PROMPT:
Print the listing below in its entirety, character for character.

^^^^^^^^

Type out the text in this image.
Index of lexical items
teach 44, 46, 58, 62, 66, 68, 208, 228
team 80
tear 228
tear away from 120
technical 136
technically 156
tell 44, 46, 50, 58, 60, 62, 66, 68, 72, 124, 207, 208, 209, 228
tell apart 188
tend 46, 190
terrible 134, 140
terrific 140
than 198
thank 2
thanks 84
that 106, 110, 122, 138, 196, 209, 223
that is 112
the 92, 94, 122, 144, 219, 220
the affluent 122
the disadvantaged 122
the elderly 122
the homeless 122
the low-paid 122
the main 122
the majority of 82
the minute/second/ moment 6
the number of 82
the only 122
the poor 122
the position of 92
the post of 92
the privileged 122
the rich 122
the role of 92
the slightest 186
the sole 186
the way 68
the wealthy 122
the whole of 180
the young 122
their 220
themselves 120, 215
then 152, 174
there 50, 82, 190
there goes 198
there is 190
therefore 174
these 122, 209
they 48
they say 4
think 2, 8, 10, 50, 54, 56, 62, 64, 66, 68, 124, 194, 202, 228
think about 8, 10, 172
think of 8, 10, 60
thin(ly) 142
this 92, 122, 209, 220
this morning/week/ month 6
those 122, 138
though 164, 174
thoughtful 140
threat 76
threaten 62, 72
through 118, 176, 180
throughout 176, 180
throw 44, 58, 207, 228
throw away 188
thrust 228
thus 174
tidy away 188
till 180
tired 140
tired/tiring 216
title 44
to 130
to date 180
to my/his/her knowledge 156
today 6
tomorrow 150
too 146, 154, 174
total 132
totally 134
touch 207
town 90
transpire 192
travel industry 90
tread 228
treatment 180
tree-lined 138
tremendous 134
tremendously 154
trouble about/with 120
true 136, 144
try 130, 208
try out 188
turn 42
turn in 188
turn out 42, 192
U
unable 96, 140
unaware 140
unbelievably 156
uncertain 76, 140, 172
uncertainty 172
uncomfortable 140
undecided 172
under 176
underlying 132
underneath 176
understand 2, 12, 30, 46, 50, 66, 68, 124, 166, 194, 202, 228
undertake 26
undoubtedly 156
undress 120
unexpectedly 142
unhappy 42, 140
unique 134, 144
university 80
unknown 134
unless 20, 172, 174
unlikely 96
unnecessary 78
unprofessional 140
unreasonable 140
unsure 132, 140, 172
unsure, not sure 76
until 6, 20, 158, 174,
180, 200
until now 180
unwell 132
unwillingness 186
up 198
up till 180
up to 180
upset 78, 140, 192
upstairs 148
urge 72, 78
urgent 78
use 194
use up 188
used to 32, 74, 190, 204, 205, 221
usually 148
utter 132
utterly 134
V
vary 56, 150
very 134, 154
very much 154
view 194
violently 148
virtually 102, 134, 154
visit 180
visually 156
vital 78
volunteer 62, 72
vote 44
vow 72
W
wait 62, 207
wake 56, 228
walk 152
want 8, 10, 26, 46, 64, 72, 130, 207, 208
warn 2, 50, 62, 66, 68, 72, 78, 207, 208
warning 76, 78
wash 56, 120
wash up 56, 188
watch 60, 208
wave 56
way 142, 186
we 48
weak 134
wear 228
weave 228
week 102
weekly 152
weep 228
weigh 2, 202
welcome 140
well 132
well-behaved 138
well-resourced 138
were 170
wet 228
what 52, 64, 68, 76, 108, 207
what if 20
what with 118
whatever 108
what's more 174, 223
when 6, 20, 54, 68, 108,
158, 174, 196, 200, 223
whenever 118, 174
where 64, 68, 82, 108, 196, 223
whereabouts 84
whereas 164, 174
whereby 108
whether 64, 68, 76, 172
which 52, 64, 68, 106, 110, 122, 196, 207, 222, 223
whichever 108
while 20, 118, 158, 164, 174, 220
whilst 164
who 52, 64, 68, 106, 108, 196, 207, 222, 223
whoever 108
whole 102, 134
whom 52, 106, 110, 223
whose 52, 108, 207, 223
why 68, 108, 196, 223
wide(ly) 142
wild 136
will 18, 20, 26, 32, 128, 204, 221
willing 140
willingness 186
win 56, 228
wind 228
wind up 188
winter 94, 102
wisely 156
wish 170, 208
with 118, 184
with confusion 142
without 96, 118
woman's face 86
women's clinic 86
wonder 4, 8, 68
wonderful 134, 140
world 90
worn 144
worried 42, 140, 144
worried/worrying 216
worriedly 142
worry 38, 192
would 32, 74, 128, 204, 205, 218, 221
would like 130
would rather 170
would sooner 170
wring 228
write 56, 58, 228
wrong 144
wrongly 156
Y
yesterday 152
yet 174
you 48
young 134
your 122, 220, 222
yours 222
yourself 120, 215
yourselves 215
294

^^^^^^^^

RESPONSE:
Type out the text in this image.
Index of lexical items
teach 44, 46, 58, 62, 66, 68, 208, 228
team 80
tear 228
tear away from 120
technical 136
technically 156
tell 44, 46, 50, 58, 60, 62, 66, 68, 72, 124, 207, 208, 209, 228
tell apart 188
tend 46, 190
terrible 134, 140
terrific 140
than 198
thank 2
thanks 84
that 106, 110, 122, 138, 196, 209, 223
that is 112
the 92, 94, 122, 144, 219, 220
the affluent 122
the disadvantaged 122
the elderly 122
the homeless 122
the low-paid 122
the main 122
the majority of 82
the minute/second/ moment 6
the number of 82
the only 122
the poor 122
the position of 92
the post of 92
the privileged 122
the rich 122
the role of 92
the slightest 186
the sole 186
the way 68
the wealthy 122
the whole of 180
the young 122
their 220
themselves 120, 215
then 152, 174
there 50, 82, 190
there goes 198
there is 190
therefore 174
these 122, 209
they 48
they say 4
think 2, 8, 10, 50, 54, 56, 62, 64, 66, 68, 124, 194, 202, 228
think about 8, 10, 172
think of 8, 10, 60
thin(ly) 142
this 92, 122, 209, 220
this morning/week/ month 6
those 122, 138
though 164, 174
thoughtful 140
threat 76
threaten 62, 72
through 118, 176, 180
throughout 176, 180
throw 44, 58, 207, 228
throw away 188
thrust 228
thus 174
tidy away 188
till 180
tired 140
tired/tiring 216
title 44
to 130
to date 180
to my/his/her knowledge 156
today 6
tomorrow 150
too 146, 154, 174
total 132
totally 134
touch 207
town 90
transpire 192
travel industry 90
tread 228
treatment 180
tree-lined 138
tremendous 134
tremendously 154
trouble about/with 120
true 136, 144
try 130, 208
try out 188
turn 42
turn in 188
turn out 42, 192
U
unable 96, 140
unaware 140
unbelievably 156
uncertain 76, 140, 172
uncertainty 172
uncomfortable 140
undecided 172
under 176
underlying 132
underneath 176
understand 2, 12, 30, 46, 50, 66, 68, 124, 166, 194, 202, 228
undertake 26
undoubtedly 156
undress 120
unexpectedly 142
unhappy 42, 140
unique 134, 144
university 80
unknown 134
unless 20, 172, 174
unlikely 96
unnecessary 78
unprofessional 140
unreasonable 140
unsure 132, 140, 172
unsure, not sure 76
until 6, 20, 158, 174,
180, 200
until now 180
unwell 132
unwillingness 186
up 198
up till 180
up to 180
upset 78, 140, 192
upstairs 148
urge 72, 78
urgent 78
use 194
use up 188
used to 32, 74, 190, 204, 205, 221
usually 148
utter 132
utterly 134
V
vary 56, 150
very 134, 154
very much 154
view 194
violently 148
virtually 102, 134, 154
visit 180
visually 156
vital 78
volunteer 62, 72
vote 44
vow 72
W
wait 62, 207
wake 56, 228
walk 152
want 8, 10, 26, 46, 64, 72, 130, 207, 208
warn 2, 50, 62, 66, 68, 72, 78, 207, 208
warning 76, 78
wash 56, 120
wash up 56, 188
watch 60, 208
wave 56
way 142, 186
we 48
weak 134
wear 228
weave 228
week 102
weekly 152
weep 228
weigh 2, 202
welcome 140
well 132
well-behaved 138
well-resourced 138
were 170
wet 228
what 52, 64, 68, 76, 108, 207
what if 20
what with 118
whatever 108
what's more 174, 223
when 6, 20, 54, 68, 108,
158, 174, 196, 200, 223
whenever 118, 174
where 64, 68, 82, 108, 196, 223
whereabouts 84
whereas 164, 174
whereby 108
whether 64, 68, 76, 172
which 52, 64, 68, 106, 110, 122, 196, 207, 222, 223
whichever 108
while 20, 118, 158, 164, 174, 220
whilst 164
who 52, 64, 68, 106, 108, 196, 207, 222, 223
whoever 108
whole 102, 134
whom 52, 106, 110, 223
whose 52, 108, 207, 223
why 68, 108, 196, 223
wide(ly) 142
wild 136
will 18, 20, 26, 32, 128, 204, 221
willing 140
willingness 186
win 56, 228
wind 228
wind up 188
winter 94, 102
wisely 156
wish 170, 208
with 118, 184
with confusion 142
without 96, 118
woman's face 86
women's clinic 86
wonder 4, 8, 68
wonderful 134, 140
world 90
worn 144
worried 42, 140, 144
worried/worrying 216
worriedly 142
worry 38, 192
would 32, 74, 128, 204, 205, 218, 221
would like 130
would rather 170
would sooner 170
wring 228
write 56, 58, 228
wrong 144
wrongly 156
Y
yesterday 152
yet 174
you 48
young 134
your 122, 220, 222
yours 222
yourself 120, 215
yourselves 215
294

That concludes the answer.